== Direction ==
Restate, word for word, all of the material shown below.
━━━━━ Provided information
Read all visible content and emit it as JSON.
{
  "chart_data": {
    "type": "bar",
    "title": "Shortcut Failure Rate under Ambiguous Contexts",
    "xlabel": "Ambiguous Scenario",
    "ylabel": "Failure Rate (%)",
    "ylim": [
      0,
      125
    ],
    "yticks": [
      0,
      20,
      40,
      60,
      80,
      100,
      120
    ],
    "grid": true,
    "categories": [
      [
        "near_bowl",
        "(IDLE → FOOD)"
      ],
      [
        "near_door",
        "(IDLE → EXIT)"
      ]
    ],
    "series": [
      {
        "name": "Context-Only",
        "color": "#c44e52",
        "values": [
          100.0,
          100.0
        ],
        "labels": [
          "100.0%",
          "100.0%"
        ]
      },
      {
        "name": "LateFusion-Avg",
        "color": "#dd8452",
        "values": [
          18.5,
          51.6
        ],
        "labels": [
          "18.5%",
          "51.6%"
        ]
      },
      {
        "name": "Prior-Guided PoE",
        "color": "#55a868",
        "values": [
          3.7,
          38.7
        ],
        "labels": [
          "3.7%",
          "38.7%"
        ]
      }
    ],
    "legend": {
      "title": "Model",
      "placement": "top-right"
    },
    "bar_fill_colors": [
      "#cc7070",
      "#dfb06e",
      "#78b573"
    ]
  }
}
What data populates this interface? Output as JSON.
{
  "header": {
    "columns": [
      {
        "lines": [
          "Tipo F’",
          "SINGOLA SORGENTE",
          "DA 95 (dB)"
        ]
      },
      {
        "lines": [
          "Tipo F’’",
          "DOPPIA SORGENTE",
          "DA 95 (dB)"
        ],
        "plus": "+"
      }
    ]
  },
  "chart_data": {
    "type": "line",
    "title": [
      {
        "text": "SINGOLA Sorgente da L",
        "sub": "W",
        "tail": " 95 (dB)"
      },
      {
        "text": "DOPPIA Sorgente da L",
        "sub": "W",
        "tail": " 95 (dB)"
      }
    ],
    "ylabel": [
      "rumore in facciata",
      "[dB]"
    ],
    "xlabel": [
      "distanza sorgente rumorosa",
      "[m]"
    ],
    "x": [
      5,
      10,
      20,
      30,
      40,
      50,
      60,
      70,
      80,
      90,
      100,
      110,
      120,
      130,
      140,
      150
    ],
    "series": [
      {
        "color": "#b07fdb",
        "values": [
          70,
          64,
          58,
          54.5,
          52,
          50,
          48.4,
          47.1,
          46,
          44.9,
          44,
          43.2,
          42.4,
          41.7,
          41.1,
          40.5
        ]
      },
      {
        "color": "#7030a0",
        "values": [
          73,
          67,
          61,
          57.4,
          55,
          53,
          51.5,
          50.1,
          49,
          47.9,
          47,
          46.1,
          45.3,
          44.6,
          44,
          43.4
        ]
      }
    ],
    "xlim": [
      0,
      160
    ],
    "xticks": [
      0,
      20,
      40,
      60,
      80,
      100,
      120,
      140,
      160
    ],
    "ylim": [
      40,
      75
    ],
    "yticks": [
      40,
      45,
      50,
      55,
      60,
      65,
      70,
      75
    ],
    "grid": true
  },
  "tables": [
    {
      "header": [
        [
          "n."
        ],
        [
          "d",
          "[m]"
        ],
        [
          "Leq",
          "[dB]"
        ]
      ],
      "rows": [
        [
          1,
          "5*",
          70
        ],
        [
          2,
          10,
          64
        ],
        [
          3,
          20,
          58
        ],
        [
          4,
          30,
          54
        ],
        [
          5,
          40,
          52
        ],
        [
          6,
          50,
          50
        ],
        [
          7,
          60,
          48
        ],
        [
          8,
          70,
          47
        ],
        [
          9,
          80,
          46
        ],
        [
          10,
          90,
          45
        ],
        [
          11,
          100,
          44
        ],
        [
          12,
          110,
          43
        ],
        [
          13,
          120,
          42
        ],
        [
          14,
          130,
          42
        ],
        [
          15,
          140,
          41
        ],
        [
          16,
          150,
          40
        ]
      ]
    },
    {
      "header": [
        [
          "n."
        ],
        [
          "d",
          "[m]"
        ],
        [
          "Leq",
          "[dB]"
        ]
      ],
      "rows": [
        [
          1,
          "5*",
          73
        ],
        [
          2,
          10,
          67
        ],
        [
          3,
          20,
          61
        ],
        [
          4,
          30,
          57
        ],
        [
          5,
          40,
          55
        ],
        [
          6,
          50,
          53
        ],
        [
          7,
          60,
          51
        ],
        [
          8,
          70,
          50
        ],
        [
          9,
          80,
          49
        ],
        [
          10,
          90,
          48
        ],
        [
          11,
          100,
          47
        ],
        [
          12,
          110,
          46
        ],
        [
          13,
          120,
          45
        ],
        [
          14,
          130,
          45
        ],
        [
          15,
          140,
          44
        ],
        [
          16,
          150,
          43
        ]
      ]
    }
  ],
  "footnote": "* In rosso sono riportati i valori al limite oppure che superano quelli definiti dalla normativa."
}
━━━━━━━━━━
== Task response ==
Read all visible content and emit it as JSON.
{
  "chart_data": {
    "type": "bar",
    "title": "Shortcut Failure Rate under Ambiguous Contexts",
    "xlabel": "Ambiguous Scenario",
    "ylabel": "Failure Rate (%)",
    "ylim": [
      0,
      125
    ],
    "yticks": [
      0,
      20,
      40,
      60,
      80,
      100,
      120
    ],
    "grid": true,
    "categories": [
      [
        "near_bowl",
        "(IDLE → FOOD)"
      ],
      [
        "near_door",
        "(IDLE → EXIT)"
      ]
    ],
    "series": [
      {
        "name": "Context-Only",
        "color": "#c44e52",
        "values": [
          100.0,
          100.0
        ],
        "labels": [
          "100.0%",
          "100.0%"
        ]
      },
      {
        "name": "LateFusion-Avg",
        "color": "#dd8452",
        "values": [
          18.5,
          51.6
        ],
        "labels": [
          "18.5%",
          "51.6%"
        ]
      },
      {
        "name": "Prior-Guided PoE",
        "color": "#55a868",
        "values": [
          3.7,
          38.7
        ],
        "labels": [
          "3.7%",
          "38.7%"
        ]
      }
    ],
    "legend": {
      "title": "Model",
      "placement": "top-right"
    },
    "bar_fill_colors": [
      "#cc7070",
      "#dfb06e",
      "#78b573"
    ]
  }
}
What data populates this interface? Output as JSON.
{
  "header": {
    "columns": [
      {
        "lines": [
          "Tipo F’",
          "SINGOLA SORGENTE",
          "DA 95 (dB)"
        ]
      },
      {
        "lines": [
          "Tipo F’’",
          "DOPPIA SORGENTE",
          "DA 95 (dB)"
        ],
        "plus": "+"
      }
    ]
  },
  "chart_data": {
    "type": "line",
    "title": [
      {
        "text": "SINGOLA Sorgente da L",
        "sub": "W",
        "tail": " 95 (dB)"
      },
      {
        "text": "DOPPIA Sorgente da L",
        "sub": "W",
        "tail": " 95 (dB)"
      }
    ],
    "ylabel": [
      "rumore in facciata",
      "[dB]"
    ],
    "xlabel": [
      "distanza sorgente rumorosa",
      "[m]"
    ],
    "x": [
      5,
      10,
      20,
      30,
      40,
      50,
      60,
      70,
      80,
      90,
      100,
      110,
      120,
      130,
      140,
      150
    ],
    "series": [
      {
        "color": "#b07fdb",
        "values": [
          70,
          64,
          58,
          54.5,
          52,
          50,
          48.4,
          47.1,
          46,
          44.9,
          44,
          43.2,
          42.4,
          41.7,
          41.1,
          40.5
        ]
      },
      {
        "color": "#7030a0",
        "values": [
          73,
          67,
          61,
          57.4,
          55,
          53,
          51.5,
          50.1,
          49,
          47.9,
          47,
          46.1,
          45.3,
          44.6,
          44,
          43.4
        ]
      }
    ],
    "xlim": [
      0,
      160
    ],
    "xticks": [
      0,
      20,
      40,
      60,
      80,
      100,
      120,
      140,
      160
    ],
    "ylim": [
      40,
      75
    ],
    "yticks": [
      40,
      45,
      50,
      55,
      60,
      65,
      70,
      75
    ],
    "grid": true
  },
  "tables": [
    {
      "header": [
        [
          "n."
        ],
        [
          "d",
          "[m]"
        ],
        [
          "Leq",
          "[dB]"
        ]
      ],
      "rows": [
        [
          1,
          "5*",
          70
        ],
        [
          2,
          10,
          64
        ],
        [
          3,
          20,
          58
        ],
        [
          4,
          30,
          54
        ],
        [
          5,
          40,
          52
        ],
        [
          6,
          50,
          50
        ],
        [
          7,
          60,
          48
        ],
        [
          8,
          70,
          47
        ],
        [
          9,
          80,
          46
        ],
        [
          10,
          90,
          45
        ],
        [
          11,
          100,
          44
        ],
        [
          12,
          110,
          43
        ],
        [
          13,
          120,
          42
        ],
        [
          14,
          130,
          42
        ],
        [
          15,
          140,
          41
        ],
        [
          16,
          150,
          40
        ]
      ]
    },
    {
      "header": [
        [
          "n."
        ],
        [
          "d",
          "[m]"
        ],
        [
          "Leq",
          "[dB]"
        ]
      ],
      "rows": [
        [
          1,
          "5*",
          73
        ],
        [
          2,
          10,
          67
        ],
        [
          3,
          20,
          61
        ],
        [
          4,
          30,
          57
        ],
        [
          5,
          40,
          55
        ],
        [
          6,
          50,
          53
        ],
        [
          7,
          60,
          51
        ],
        [
          8,
          70,
          50
        ],
        [
          9,
          80,
          49
        ],
        [
          10,
          90,
          48
        ],
        [
          11,
          100,
          47
        ],
        [
          12,
          110,
          46
        ],
        [
          13,
          120,
          45
        ],
        [
          14,
          130,
          45
        ],
        [
          15,
          140,
          44
        ],
        [
          16,
          150,
          43
        ]
      ]
    }
  ],
  "footnote": "* In rosso sono riportati i valori al limite oppure che superano quelli definiti dalla normativa."
}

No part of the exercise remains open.